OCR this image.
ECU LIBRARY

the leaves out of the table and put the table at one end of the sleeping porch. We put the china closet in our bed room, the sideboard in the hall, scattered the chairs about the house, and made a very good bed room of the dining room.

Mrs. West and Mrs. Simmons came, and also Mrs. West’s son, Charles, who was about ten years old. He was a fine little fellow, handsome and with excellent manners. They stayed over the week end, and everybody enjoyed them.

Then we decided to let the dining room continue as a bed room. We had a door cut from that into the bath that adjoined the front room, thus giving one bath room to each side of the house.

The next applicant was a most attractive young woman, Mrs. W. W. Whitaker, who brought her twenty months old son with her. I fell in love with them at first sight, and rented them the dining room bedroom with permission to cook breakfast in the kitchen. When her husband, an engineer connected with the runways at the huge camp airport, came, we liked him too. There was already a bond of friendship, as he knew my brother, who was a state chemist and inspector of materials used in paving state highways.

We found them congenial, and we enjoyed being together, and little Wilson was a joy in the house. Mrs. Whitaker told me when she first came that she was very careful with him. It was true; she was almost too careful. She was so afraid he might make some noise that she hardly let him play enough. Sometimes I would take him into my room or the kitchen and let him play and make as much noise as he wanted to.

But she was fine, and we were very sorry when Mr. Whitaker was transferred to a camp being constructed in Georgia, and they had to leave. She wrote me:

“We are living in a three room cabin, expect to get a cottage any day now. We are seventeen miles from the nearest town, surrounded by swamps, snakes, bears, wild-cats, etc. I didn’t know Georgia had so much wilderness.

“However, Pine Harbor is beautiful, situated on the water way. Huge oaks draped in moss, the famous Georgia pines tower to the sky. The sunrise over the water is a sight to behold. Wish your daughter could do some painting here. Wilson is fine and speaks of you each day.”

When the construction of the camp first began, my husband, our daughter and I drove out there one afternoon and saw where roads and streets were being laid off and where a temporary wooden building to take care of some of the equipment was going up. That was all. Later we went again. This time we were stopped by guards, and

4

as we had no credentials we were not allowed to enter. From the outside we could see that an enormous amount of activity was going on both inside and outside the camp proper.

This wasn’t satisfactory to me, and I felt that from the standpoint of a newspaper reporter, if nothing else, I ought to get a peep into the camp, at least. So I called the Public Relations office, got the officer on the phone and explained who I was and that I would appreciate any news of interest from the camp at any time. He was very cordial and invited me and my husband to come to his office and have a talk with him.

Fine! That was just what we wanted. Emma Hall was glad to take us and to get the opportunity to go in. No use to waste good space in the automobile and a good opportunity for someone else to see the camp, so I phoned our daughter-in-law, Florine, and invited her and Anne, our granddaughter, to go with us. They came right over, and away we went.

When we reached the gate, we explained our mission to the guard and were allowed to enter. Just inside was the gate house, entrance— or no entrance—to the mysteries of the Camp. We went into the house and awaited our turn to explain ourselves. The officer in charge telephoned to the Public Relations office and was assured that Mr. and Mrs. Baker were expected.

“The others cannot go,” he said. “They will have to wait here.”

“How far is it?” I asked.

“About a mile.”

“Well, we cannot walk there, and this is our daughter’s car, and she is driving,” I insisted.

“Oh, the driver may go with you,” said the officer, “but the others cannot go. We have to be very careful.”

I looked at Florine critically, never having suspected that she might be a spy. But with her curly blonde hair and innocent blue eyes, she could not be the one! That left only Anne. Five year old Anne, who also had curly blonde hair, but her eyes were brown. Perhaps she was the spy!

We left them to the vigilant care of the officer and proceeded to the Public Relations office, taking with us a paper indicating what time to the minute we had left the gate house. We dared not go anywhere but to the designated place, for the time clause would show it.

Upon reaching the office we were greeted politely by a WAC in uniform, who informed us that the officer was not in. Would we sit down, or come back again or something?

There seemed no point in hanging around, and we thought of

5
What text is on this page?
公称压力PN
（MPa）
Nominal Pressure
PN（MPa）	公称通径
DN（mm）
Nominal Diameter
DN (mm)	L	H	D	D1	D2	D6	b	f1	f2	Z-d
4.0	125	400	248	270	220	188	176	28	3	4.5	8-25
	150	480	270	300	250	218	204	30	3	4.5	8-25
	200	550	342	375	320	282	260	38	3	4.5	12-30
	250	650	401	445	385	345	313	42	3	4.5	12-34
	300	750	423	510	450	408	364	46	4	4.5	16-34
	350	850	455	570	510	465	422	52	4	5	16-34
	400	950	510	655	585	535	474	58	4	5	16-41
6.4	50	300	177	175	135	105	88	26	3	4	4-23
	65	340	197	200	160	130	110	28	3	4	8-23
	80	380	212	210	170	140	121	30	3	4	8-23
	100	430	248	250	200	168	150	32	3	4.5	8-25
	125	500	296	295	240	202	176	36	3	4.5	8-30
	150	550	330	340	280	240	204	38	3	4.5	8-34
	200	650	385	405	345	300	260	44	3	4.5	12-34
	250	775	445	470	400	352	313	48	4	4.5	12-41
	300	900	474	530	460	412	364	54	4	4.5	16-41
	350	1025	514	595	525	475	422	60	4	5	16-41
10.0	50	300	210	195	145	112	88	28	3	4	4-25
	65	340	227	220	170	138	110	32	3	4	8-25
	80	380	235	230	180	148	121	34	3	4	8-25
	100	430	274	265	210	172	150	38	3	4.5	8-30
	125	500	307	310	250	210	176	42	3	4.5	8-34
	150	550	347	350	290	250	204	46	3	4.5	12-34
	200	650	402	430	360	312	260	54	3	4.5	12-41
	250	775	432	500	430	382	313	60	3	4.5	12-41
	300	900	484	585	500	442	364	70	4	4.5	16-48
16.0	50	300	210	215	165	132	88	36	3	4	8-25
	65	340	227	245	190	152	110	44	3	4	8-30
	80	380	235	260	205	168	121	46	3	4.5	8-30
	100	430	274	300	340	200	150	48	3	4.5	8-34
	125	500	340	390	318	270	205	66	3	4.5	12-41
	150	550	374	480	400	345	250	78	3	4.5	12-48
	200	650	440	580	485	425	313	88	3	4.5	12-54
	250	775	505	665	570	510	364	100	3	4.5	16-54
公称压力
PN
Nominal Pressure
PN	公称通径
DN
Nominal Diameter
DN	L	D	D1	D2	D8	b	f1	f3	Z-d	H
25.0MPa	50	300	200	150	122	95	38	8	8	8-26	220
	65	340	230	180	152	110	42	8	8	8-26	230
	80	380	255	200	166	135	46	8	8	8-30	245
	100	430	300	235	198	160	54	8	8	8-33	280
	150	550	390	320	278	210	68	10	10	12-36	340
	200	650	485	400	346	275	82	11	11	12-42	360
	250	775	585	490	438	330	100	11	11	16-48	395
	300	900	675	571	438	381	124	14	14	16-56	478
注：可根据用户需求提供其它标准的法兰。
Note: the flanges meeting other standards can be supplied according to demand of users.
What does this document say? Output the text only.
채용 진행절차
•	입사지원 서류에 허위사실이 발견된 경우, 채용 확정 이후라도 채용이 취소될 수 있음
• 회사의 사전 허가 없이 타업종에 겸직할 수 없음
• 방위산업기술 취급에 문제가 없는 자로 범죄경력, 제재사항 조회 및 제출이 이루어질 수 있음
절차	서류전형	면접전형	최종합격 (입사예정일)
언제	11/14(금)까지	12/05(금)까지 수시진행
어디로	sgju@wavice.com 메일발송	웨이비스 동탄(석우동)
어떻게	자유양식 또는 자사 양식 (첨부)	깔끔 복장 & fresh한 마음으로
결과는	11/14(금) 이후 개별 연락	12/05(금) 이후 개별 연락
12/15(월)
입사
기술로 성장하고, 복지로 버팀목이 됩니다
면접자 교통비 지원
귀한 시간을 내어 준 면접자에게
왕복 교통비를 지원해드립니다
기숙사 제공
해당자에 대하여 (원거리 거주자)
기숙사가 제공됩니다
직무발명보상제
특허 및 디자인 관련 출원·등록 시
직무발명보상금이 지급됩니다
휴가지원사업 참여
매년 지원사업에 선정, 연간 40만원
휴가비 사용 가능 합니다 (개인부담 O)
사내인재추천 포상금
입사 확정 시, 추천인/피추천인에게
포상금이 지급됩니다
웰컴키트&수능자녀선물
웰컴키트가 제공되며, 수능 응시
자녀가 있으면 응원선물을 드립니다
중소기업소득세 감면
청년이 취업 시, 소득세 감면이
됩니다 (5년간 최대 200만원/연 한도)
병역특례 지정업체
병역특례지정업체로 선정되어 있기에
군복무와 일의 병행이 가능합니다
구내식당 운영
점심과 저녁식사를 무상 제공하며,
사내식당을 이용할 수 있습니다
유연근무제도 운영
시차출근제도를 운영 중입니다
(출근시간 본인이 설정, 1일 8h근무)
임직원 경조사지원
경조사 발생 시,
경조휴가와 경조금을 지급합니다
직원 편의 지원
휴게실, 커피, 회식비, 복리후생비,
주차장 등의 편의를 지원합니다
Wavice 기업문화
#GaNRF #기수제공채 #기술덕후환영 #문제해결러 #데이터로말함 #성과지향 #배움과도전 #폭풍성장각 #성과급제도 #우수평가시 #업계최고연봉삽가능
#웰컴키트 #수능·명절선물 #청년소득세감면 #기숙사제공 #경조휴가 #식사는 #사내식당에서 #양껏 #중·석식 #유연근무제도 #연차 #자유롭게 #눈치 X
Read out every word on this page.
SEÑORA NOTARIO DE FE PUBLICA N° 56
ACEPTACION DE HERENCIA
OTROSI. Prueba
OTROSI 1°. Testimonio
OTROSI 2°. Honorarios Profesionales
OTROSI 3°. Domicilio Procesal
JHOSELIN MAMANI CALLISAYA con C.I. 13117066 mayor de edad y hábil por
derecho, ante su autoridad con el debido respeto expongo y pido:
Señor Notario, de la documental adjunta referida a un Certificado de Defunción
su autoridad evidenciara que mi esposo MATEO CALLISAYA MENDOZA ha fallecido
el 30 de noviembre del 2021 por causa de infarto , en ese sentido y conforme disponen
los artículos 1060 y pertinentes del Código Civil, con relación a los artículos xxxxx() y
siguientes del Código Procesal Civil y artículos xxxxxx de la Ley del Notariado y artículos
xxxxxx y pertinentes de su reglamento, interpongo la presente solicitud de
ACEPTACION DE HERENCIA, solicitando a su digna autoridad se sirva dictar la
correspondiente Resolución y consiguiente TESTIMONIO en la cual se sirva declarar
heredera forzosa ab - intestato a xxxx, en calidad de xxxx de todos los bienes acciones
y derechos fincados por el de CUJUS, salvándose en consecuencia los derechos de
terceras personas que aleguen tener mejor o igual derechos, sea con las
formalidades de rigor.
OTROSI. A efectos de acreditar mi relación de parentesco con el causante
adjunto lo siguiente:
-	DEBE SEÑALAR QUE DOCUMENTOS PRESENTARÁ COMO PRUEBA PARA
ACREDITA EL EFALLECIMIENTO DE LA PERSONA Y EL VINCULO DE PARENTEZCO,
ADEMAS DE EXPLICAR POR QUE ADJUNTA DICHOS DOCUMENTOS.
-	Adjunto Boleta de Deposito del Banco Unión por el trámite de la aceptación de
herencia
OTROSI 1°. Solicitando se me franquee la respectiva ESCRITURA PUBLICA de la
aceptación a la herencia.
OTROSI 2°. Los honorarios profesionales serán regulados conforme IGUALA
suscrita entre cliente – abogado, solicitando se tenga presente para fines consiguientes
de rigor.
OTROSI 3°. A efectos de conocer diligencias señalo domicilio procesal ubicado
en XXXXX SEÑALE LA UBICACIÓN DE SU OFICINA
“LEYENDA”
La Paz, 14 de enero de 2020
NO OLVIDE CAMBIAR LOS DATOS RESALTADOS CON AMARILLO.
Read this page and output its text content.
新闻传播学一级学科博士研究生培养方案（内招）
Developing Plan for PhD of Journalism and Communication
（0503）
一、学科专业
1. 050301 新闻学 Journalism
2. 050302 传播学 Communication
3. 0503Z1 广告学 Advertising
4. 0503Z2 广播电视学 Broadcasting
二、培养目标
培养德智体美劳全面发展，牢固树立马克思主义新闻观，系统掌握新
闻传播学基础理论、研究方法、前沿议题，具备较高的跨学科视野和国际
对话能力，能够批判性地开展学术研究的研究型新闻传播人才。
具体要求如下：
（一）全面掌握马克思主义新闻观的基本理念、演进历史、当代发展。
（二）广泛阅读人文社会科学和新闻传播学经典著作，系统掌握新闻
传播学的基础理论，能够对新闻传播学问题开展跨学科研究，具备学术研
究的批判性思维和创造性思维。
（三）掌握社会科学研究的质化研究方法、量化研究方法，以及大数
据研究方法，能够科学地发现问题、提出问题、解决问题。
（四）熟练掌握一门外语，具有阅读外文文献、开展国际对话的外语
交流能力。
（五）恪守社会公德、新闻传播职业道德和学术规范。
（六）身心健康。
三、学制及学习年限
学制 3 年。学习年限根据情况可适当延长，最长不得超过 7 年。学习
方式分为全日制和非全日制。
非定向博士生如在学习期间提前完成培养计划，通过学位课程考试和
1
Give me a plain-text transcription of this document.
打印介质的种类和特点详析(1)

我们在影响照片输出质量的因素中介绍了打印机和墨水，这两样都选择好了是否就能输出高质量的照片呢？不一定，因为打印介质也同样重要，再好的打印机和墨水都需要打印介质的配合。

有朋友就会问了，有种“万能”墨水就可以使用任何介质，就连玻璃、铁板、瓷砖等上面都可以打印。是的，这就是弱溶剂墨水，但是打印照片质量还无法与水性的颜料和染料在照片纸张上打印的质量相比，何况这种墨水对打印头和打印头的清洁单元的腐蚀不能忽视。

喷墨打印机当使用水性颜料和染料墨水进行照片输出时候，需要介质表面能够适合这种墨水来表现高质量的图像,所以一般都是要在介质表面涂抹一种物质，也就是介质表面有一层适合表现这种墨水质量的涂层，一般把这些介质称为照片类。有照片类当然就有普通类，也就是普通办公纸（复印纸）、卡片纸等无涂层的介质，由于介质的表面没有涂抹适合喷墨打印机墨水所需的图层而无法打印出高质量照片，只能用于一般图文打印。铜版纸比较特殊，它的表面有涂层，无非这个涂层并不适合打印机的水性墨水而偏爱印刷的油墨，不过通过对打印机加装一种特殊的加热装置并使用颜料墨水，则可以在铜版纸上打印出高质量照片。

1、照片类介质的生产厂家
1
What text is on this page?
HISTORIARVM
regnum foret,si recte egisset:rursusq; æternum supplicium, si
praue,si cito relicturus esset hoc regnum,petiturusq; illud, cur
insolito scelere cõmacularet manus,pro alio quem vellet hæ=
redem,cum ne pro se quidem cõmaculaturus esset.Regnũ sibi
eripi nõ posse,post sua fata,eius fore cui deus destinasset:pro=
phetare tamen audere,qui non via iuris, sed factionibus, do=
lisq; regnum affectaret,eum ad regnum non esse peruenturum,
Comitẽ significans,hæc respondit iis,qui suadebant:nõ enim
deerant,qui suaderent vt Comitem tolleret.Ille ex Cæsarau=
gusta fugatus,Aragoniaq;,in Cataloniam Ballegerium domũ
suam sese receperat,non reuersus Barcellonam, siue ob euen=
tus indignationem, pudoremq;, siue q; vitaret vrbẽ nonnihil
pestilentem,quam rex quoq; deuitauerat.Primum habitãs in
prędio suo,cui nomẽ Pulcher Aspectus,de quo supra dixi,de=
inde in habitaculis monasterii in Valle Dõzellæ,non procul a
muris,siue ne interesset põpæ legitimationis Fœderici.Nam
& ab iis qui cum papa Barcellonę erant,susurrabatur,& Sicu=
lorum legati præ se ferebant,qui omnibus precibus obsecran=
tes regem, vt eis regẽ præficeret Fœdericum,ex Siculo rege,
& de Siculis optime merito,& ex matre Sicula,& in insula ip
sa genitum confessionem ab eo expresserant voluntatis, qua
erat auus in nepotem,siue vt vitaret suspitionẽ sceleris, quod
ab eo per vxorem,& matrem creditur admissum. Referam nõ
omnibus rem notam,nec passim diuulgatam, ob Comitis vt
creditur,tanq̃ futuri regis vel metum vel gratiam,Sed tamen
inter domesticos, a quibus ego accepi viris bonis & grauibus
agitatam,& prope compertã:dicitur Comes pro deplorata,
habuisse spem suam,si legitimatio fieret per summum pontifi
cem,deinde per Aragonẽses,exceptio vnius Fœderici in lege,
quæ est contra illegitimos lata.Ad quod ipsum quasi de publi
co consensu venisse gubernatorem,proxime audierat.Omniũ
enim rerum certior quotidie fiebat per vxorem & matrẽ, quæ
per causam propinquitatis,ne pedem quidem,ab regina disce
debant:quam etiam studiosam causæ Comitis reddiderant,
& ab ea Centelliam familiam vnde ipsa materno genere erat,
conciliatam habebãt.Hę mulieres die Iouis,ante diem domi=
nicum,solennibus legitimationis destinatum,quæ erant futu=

*Problem to solve*. From the data, pick out every line that includes "artículos".

*Written response*.
los artículos 1060 y pertinentes del Código Civil, con relación a los artículos xxxxx() y
siguientes del Código Procesal Civil y artículos xxxxxx de la Ley del Notariado y artículos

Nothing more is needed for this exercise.